(Data records)
>>>

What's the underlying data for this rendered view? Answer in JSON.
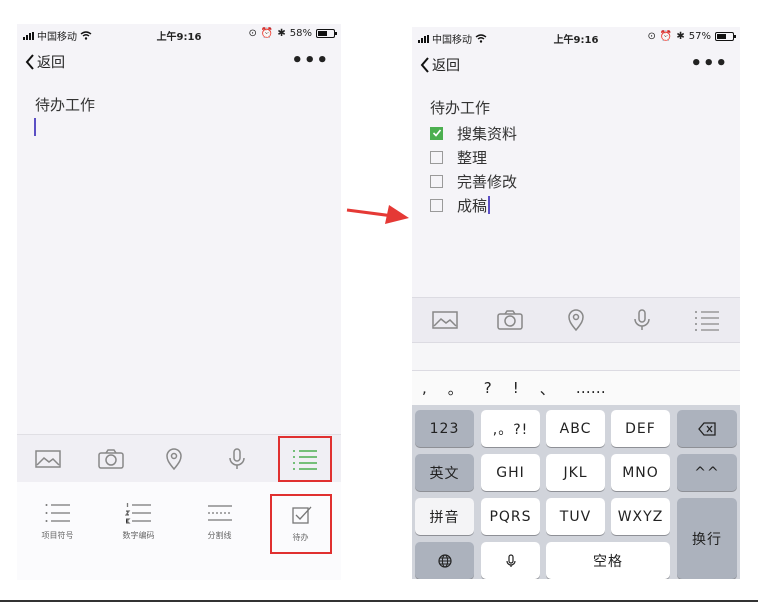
{
  "left": {
    "status": {
      "carrier": "中国移动",
      "time": "上午9:16",
      "battery": "58%",
      "battery_level": 0.58
    },
    "nav": {
      "back_label": "返回",
      "more_label": "•••"
    },
    "note_title": "待办工作",
    "toolbar_icons": [
      "image-icon",
      "camera-icon",
      "location-icon",
      "mic-icon",
      "list-icon"
    ],
    "subpanel": [
      {
        "label": "项目符号",
        "icon": "bullet-list-icon"
      },
      {
        "label": "数字编码",
        "icon": "numbered-list-icon"
      },
      {
        "label": "分割线",
        "icon": "divider-line-icon"
      },
      {
        "label": "待办",
        "icon": "todo-check-icon"
      }
    ]
  },
  "right": {
    "status": {
      "carrier": "中国移动",
      "time": "上午9:16",
      "battery": "57%",
      "battery_level": 0.57
    },
    "nav": {
      "back_label": "返回",
      "more_label": "•••"
    },
    "note_title": "待办工作",
    "todos": [
      {
        "text": "搜集资料",
        "checked": true
      },
      {
        "text": "整理",
        "checked": false
      },
      {
        "text": "完善修改",
        "checked": false
      },
      {
        "text": "成稿",
        "checked": false
      }
    ],
    "toolbar_icons": [
      "image-icon",
      "camera-icon",
      "location-icon",
      "mic-icon",
      "list-icon"
    ],
    "candidates": [
      ",",
      "。",
      "?",
      "!",
      "、",
      "……"
    ],
    "keyboard": {
      "row1": [
        "123",
        ",。?!",
        "ABC",
        "DEF",
        "delete-icon"
      ],
      "row2": [
        "英文",
        "GHI",
        "JKL",
        "MNO",
        "^^"
      ],
      "row3": [
        "拼音",
        "PQRS",
        "TUV",
        "WXYZ",
        "换行"
      ],
      "row4": [
        "globe-icon",
        "mic-icon",
        "空格"
      ]
    }
  },
  "colors": {
    "highlight": "#e03030",
    "checkbox_on": "#4caf50",
    "cursor": "#5b4fc4"
  }
}
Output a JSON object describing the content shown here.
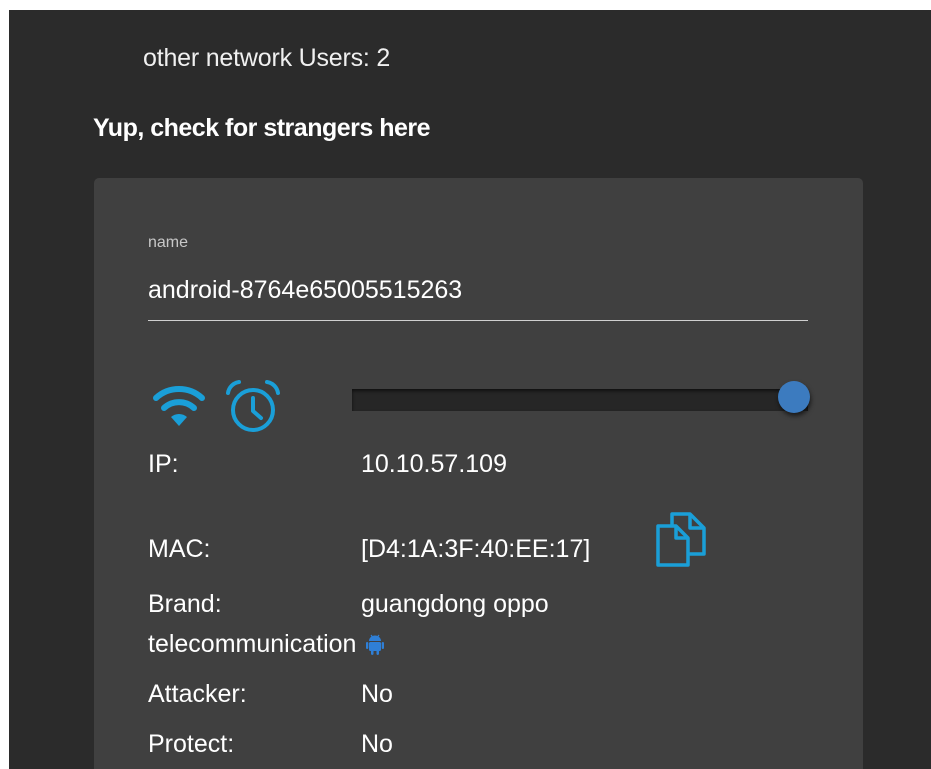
{
  "header": {
    "other_users_label": "other network Users: 2",
    "strangers_title": "Yup, check for strangers here"
  },
  "device": {
    "name_label": "name",
    "name_value": "android-8764e65005515263",
    "slider_value_pct": 97,
    "ip_label": "IP:",
    "ip_value": "10.10.57.109",
    "mac_label": "MAC:",
    "mac_value": "[D4:1A:3F:40:EE:17]",
    "brand_label": "Brand:",
    "brand_value_line1": "guangdong oppo",
    "brand_value_line2": "telecommunication",
    "attacker_label": "Attacker:",
    "attacker_value": "No",
    "protect_label": "Protect:",
    "protect_value": "No"
  },
  "icons": {
    "connection": "wifi-icon",
    "schedule": "alarm-clock-icon",
    "copy": "copy-icon",
    "os": "android-icon"
  },
  "colors": {
    "accent": "#1a9fd8",
    "android": "#2f7fd6",
    "slider_thumb": "#3c7bbf",
    "panel_bg": "#2b2b2b",
    "card_bg": "#404040"
  }
}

<<<

• WORK REQUIRED
Leave out all pictures, then copy the remaining material exactly.

• FINAL ANSWER
What's the underlying data for this rendered view? Answer in JSON.
{
  "left": {
    "status": {
      "carrier": "中国移动",
      "time": "上午9:16",
      "battery": "58%",
      "battery_level": 0.58
    },
    "nav": {
      "back_label": "返回",
      "more_label": "•••"
    },
    "note_title": "待办工作",
    "toolbar_icons": [
      "image-icon",
      "camera-icon",
      "location-icon",
      "mic-icon",
      "list-icon"
    ],
    "subpanel": [
      {
        "label": "项目符号",
        "icon": "bullet-list-icon"
      },
      {
        "label": "数字编码",
        "icon": "numbered-list-icon"
      },
      {
        "label": "分割线",
        "icon": "divider-line-icon"
      },
      {
        "label": "待办",
        "icon": "todo-check-icon"
      }
    ]
  },
  "right": {
    "status": {
      "carrier": "中国移动",
      "time": "上午9:16",
      "battery": "57%",
      "battery_level": 0.57
    },
    "nav": {
      "back_label": "返回",
      "more_label": "•••"
    },
    "note_title": "待办工作",
    "todos": [
      {
        "text": "搜集资料",
        "checked": true
      },
      {
        "text": "整理",
        "checked": false
      },
      {
        "text": "完善修改",
        "checked": false
      },
      {
        "text": "成稿",
        "checked": false
      }
    ],
    "toolbar_icons": [
      "image-icon",
      "camera-icon",
      "location-icon",
      "mic-icon",
      "list-icon"
    ],
    "candidates": [
      ",",
      "。",
      "?",
      "!",
      "、",
      "……"
    ],
    "keyboard": {
      "row1": [
        "123",
        ",。?!",
        "ABC",
        "DEF",
        "delete-icon"
      ],
      "row2": [
        "英文",
        "GHI",
        "JKL",
        "MNO",
        "^^"
      ],
      "row3": [
        "拼音",
        "PQRS",
        "TUV",
        "WXYZ",
        "换行"
      ],
      "row4": [
        "globe-icon",
        "mic-icon",
        "空格"
      ]
    }
  },
  "colors": {
    "highlight": "#e03030",
    "checkbox_on": "#4caf50",
    "cursor": "#5b4fc4"
  }
}
Output a JSON object describing the content shown here.
{
  "header": {
    "other_users_label": "other network Users: 2",
    "strangers_title": "Yup, check for strangers here"
  },
  "device": {
    "name_label": "name",
    "name_value": "android-8764e65005515263",
    "slider_value_pct": 97,
    "ip_label": "IP:",
    "ip_value": "10.10.57.109",
    "mac_label": "MAC:",
    "mac_value": "[D4:1A:3F:40:EE:17]",
    "brand_label": "Brand:",
    "brand_value_line1": "guangdong oppo",
    "brand_value_line2": "telecommunication",
    "attacker_label": "Attacker:",
    "attacker_value": "No",
    "protect_label": "Protect:",
    "protect_value": "No"
  },
  "icons": {
    "connection": "wifi-icon",
    "schedule": "alarm-clock-icon",
    "copy": "copy-icon",
    "os": "android-icon"
  },
  "colors": {
    "accent": "#1a9fd8",
    "android": "#2f7fd6",
    "slider_thumb": "#3c7bbf",
    "panel_bg": "#2b2b2b",
    "card_bg": "#404040"
  }
}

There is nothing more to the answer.